## Entries provided
---
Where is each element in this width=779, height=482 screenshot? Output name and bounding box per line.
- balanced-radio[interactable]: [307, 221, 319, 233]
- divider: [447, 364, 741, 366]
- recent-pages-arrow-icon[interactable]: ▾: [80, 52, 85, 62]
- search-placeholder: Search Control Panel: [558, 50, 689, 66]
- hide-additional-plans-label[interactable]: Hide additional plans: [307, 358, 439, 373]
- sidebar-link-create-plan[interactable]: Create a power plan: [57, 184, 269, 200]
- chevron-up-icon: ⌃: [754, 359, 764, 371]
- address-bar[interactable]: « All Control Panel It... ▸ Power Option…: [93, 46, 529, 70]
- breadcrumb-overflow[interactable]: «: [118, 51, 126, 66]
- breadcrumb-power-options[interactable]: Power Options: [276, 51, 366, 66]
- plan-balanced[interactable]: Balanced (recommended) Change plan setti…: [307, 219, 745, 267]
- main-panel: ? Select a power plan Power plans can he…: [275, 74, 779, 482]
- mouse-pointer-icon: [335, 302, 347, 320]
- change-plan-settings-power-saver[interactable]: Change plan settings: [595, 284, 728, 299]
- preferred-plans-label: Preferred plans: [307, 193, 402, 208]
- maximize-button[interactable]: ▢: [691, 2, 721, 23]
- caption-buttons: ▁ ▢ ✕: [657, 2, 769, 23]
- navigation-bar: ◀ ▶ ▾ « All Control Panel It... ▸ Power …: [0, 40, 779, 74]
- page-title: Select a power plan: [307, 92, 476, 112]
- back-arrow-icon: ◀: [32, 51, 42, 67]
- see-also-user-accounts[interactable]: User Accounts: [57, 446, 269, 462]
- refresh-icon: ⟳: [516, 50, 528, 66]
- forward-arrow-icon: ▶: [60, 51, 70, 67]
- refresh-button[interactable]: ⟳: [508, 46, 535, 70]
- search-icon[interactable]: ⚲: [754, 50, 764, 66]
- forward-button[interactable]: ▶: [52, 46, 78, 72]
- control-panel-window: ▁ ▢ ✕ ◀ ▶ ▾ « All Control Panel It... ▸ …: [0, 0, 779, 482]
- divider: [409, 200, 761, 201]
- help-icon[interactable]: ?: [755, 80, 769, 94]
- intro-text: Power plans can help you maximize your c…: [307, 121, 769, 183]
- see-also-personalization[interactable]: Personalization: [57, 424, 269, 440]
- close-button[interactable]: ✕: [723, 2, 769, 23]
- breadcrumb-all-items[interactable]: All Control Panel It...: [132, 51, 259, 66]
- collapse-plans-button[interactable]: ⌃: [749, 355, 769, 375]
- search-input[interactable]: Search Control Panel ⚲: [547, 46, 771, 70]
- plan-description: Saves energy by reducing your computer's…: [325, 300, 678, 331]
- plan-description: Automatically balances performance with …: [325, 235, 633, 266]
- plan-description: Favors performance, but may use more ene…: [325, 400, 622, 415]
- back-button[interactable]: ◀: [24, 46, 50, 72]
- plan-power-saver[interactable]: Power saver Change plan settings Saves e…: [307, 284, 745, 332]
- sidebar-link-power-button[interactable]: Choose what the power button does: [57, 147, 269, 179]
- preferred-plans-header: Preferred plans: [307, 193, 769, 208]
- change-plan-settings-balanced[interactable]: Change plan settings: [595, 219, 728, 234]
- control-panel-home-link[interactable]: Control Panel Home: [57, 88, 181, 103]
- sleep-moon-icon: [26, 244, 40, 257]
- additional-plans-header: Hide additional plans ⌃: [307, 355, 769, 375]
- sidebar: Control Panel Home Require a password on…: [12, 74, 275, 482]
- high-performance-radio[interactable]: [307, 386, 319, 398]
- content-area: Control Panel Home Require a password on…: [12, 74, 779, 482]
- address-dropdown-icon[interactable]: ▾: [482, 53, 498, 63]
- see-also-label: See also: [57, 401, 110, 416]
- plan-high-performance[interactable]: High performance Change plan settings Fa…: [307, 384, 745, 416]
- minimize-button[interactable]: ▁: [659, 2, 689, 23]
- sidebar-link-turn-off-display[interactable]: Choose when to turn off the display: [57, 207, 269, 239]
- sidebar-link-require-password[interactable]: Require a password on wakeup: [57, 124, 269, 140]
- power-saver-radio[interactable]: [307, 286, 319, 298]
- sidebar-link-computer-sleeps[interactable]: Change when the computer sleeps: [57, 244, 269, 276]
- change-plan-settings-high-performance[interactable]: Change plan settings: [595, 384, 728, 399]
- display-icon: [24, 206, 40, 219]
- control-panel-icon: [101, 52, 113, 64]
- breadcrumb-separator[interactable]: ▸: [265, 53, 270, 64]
---
## Given exercise
Print every one of the records above again, reproducing each line without any change.

## Final result
Where is each element in this width=779, height=482 screenshot? Output name and bounding box per line.
- balanced-radio[interactable]: [307, 221, 319, 233]
- divider: [447, 364, 741, 366]
- recent-pages-arrow-icon[interactable]: ▾: [80, 52, 85, 62]
- search-placeholder: Search Control Panel: [558, 50, 689, 66]
- hide-additional-plans-label[interactable]: Hide additional plans: [307, 358, 439, 373]
- sidebar-link-create-plan[interactable]: Create a power plan: [57, 184, 269, 200]
- chevron-up-icon: ⌃: [754, 359, 764, 371]
- address-bar[interactable]: « All Control Panel It... ▸ Power Option…: [93, 46, 529, 70]
- breadcrumb-overflow[interactable]: «: [118, 51, 126, 66]
- breadcrumb-power-options[interactable]: Power Options: [276, 51, 366, 66]
- plan-balanced[interactable]: Balanced (recommended) Change plan setti…: [307, 219, 745, 267]
- main-panel: ? Select a power plan Power plans can he…: [275, 74, 779, 482]
- mouse-pointer-icon: [335, 302, 347, 320]
- change-plan-settings-power-saver[interactable]: Change plan settings: [595, 284, 728, 299]
- preferred-plans-label: Preferred plans: [307, 193, 402, 208]
- maximize-button[interactable]: ▢: [691, 2, 721, 23]
- caption-buttons: ▁ ▢ ✕: [657, 2, 769, 23]
- navigation-bar: ◀ ▶ ▾ « All Control Panel It... ▸ Power …: [0, 40, 779, 74]
- page-title: Select a power plan: [307, 92, 476, 112]
- back-arrow-icon: ◀: [32, 51, 42, 67]
- see-also-user-accounts[interactable]: User Accounts: [57, 446, 269, 462]
- refresh-icon: ⟳: [516, 50, 528, 66]
- forward-arrow-icon: ▶: [60, 51, 70, 67]
- refresh-button[interactable]: ⟳: [508, 46, 535, 70]
- search-icon[interactable]: ⚲: [754, 50, 764, 66]
- forward-button[interactable]: ▶: [52, 46, 78, 72]
- control-panel-window: ▁ ▢ ✕ ◀ ▶ ▾ « All Control Panel It... ▸ …: [0, 0, 779, 482]
- divider: [409, 200, 761, 201]
- help-icon[interactable]: ?: [755, 80, 769, 94]
- intro-text: Power plans can help you maximize your c…: [307, 121, 769, 183]
- see-also-personalization[interactable]: Personalization: [57, 424, 269, 440]
- close-button[interactable]: ✕: [723, 2, 769, 23]
- breadcrumb-all-items[interactable]: All Control Panel It...: [132, 51, 259, 66]
- collapse-plans-button[interactable]: ⌃: [749, 355, 769, 375]
- search-input[interactable]: Search Control Panel ⚲: [547, 46, 771, 70]
- plan-description: Saves energy by reducing your computer's…: [325, 300, 678, 331]
- plan-description: Automatically balances performance with …: [325, 235, 633, 266]
- plan-description: Favors performance, but may use more ene…: [325, 400, 622, 415]
- back-button[interactable]: ◀: [24, 46, 50, 72]
- plan-power-saver[interactable]: Power saver Change plan settings Saves e…: [307, 284, 745, 332]
- sidebar-link-power-button[interactable]: Choose what the power button does: [57, 147, 269, 179]
- preferred-plans-header: Preferred plans: [307, 193, 769, 208]
- change-plan-settings-balanced[interactable]: Change plan settings: [595, 219, 728, 234]
- control-panel-home-link[interactable]: Control Panel Home: [57, 88, 181, 103]
- sleep-moon-icon: [26, 244, 40, 257]
- additional-plans-header: Hide additional plans ⌃: [307, 355, 769, 375]
- sidebar: Control Panel Home Require a password on…: [12, 74, 275, 482]
- high-performance-radio[interactable]: [307, 386, 319, 398]
- content-area: Control Panel Home Require a password on…: [12, 74, 779, 482]
- address-dropdown-icon[interactable]: ▾: [482, 53, 498, 63]
- see-also-label: See also: [57, 401, 110, 416]
- plan-high-performance[interactable]: High performance Change plan settings Fa…: [307, 384, 745, 416]
- minimize-button[interactable]: ▁: [659, 2, 689, 23]
- sidebar-link-turn-off-display[interactable]: Choose when to turn off the display: [57, 207, 269, 239]
- sidebar-link-require-password[interactable]: Require a password on wakeup: [57, 124, 269, 140]
- power-saver-radio[interactable]: [307, 286, 319, 298]
- sidebar-link-computer-sleeps[interactable]: Change when the computer sleeps: [57, 244, 269, 276]
- change-plan-settings-high-performance[interactable]: Change plan settings: [595, 384, 728, 399]
- display-icon: [24, 206, 40, 219]
- control-panel-icon: [101, 52, 113, 64]
- breadcrumb-separator[interactable]: ▸: [265, 53, 270, 64]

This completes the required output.